Gather, from the listing beneath this task, every line holding the string "text".

**Dataset extract**:
*-*-*

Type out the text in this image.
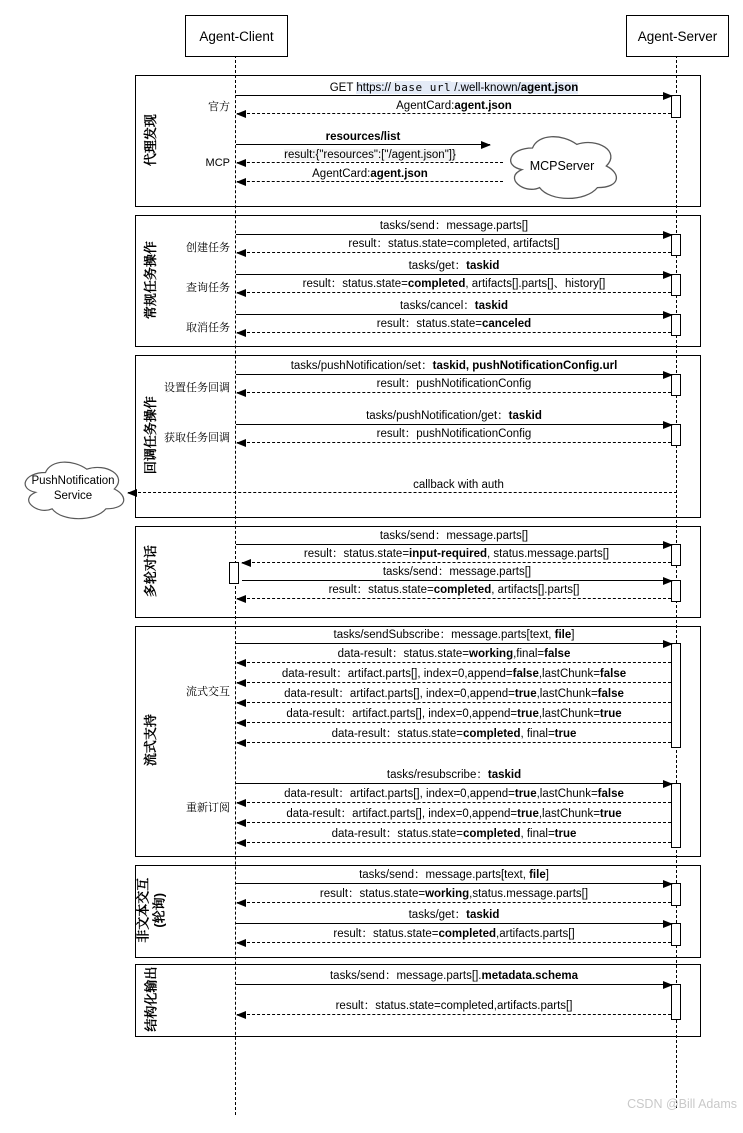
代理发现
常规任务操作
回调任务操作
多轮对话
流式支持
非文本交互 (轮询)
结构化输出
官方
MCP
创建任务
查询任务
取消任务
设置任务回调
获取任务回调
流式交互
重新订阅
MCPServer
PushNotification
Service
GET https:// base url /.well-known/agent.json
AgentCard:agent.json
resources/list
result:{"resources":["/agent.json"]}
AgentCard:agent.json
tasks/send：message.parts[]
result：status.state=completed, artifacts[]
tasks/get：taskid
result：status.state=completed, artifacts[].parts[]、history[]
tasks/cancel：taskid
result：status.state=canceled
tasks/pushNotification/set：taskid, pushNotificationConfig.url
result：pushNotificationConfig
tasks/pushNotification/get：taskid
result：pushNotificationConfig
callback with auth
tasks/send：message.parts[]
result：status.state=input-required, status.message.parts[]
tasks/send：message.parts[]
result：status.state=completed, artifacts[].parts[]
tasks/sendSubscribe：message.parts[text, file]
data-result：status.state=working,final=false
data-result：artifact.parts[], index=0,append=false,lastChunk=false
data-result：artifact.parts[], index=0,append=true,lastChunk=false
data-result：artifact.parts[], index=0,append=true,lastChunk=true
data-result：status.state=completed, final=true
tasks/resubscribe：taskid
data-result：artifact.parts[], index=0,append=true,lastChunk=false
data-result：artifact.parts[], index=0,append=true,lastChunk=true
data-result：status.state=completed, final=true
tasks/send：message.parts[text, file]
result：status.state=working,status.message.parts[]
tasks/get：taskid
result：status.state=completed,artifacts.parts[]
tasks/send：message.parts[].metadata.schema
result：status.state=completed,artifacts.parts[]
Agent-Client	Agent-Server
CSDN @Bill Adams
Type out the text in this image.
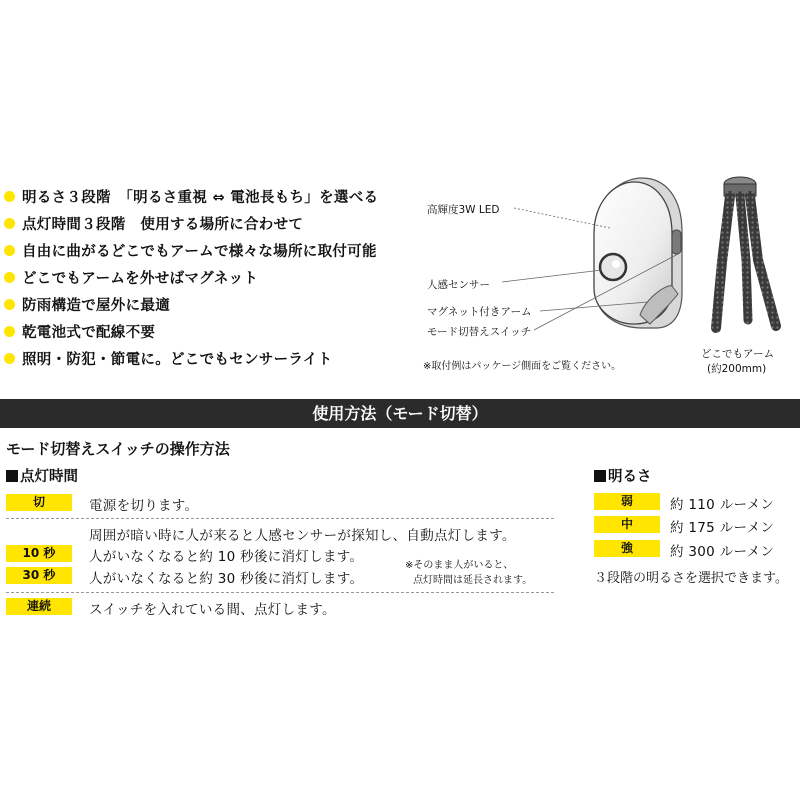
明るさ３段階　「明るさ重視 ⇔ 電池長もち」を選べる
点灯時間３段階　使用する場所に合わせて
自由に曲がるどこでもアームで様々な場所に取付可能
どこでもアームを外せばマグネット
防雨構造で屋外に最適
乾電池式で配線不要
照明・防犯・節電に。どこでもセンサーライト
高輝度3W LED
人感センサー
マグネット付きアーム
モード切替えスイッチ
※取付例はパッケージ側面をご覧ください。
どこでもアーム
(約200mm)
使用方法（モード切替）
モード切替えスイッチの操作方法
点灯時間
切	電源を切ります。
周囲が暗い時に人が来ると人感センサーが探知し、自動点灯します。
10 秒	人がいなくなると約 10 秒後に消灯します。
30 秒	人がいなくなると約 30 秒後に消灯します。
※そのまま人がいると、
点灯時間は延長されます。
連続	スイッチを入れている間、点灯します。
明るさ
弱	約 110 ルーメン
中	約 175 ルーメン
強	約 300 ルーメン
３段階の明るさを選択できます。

*-*-*

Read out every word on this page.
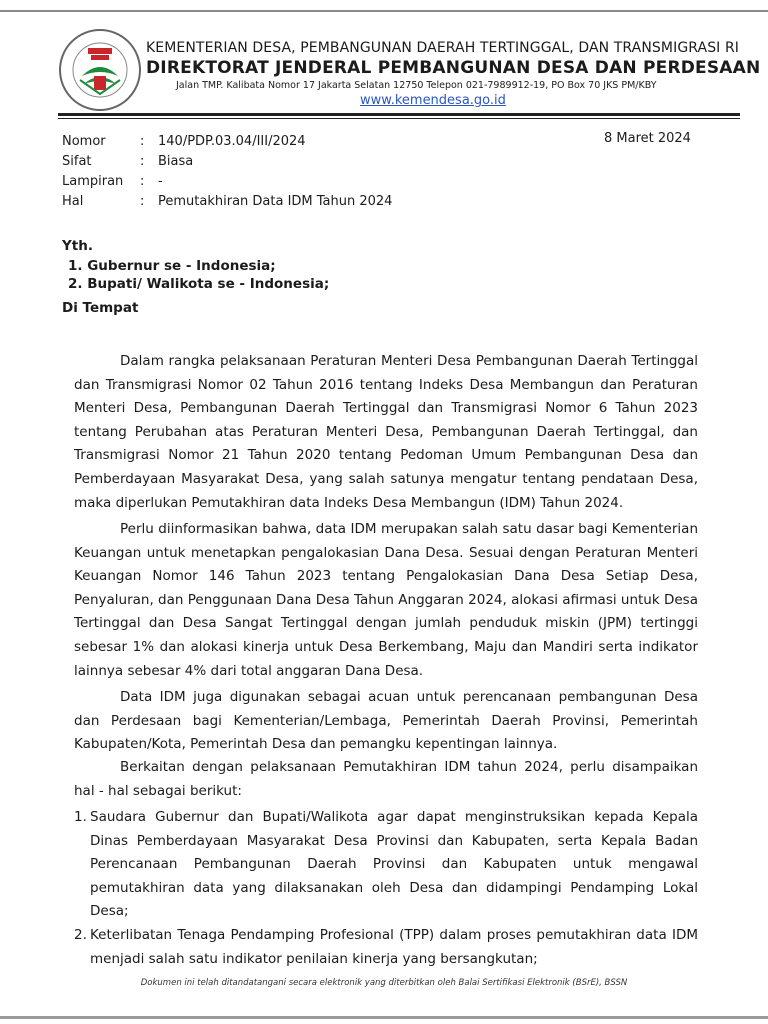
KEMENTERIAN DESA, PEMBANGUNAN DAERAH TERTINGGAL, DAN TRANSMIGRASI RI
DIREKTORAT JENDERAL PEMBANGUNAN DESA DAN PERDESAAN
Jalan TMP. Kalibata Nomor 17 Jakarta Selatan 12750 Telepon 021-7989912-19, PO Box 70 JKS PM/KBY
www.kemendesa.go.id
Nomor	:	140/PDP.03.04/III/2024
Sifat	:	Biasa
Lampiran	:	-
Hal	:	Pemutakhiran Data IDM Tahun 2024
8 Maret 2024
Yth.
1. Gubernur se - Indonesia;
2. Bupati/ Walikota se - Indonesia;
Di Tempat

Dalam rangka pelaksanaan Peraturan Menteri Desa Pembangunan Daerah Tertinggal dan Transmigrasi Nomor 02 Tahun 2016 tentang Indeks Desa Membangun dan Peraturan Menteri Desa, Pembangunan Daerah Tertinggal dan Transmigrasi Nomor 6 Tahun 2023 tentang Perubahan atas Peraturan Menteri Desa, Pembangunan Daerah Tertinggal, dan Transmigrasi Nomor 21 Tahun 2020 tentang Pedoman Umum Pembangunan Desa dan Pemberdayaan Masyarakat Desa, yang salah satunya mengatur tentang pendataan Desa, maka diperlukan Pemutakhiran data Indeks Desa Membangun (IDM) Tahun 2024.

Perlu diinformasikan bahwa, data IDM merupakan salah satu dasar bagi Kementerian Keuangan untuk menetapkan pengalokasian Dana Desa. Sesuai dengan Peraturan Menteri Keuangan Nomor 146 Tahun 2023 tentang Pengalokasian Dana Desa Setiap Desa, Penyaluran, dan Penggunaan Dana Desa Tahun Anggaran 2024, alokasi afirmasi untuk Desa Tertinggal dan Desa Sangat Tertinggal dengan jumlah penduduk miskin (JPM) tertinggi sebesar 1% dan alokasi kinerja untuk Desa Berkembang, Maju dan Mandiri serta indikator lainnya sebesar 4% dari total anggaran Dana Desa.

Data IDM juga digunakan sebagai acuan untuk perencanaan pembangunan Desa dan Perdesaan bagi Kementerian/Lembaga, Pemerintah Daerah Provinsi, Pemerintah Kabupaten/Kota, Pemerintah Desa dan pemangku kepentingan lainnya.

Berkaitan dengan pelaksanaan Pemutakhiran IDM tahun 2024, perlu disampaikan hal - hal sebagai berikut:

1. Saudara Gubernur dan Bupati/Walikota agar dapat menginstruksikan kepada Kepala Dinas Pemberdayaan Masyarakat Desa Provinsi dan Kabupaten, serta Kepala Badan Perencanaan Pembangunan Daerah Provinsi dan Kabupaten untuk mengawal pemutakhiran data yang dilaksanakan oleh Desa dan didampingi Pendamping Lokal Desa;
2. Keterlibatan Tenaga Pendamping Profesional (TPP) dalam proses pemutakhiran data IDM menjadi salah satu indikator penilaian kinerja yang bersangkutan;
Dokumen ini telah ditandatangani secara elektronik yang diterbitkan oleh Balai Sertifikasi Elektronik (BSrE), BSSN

*-*-*

**Exercise answer**:
Type out the text in this image.
tasks/sendSubscribe：message.parts[text, file]
tasks/send：message.parts[text, file]
Type out the text in this image.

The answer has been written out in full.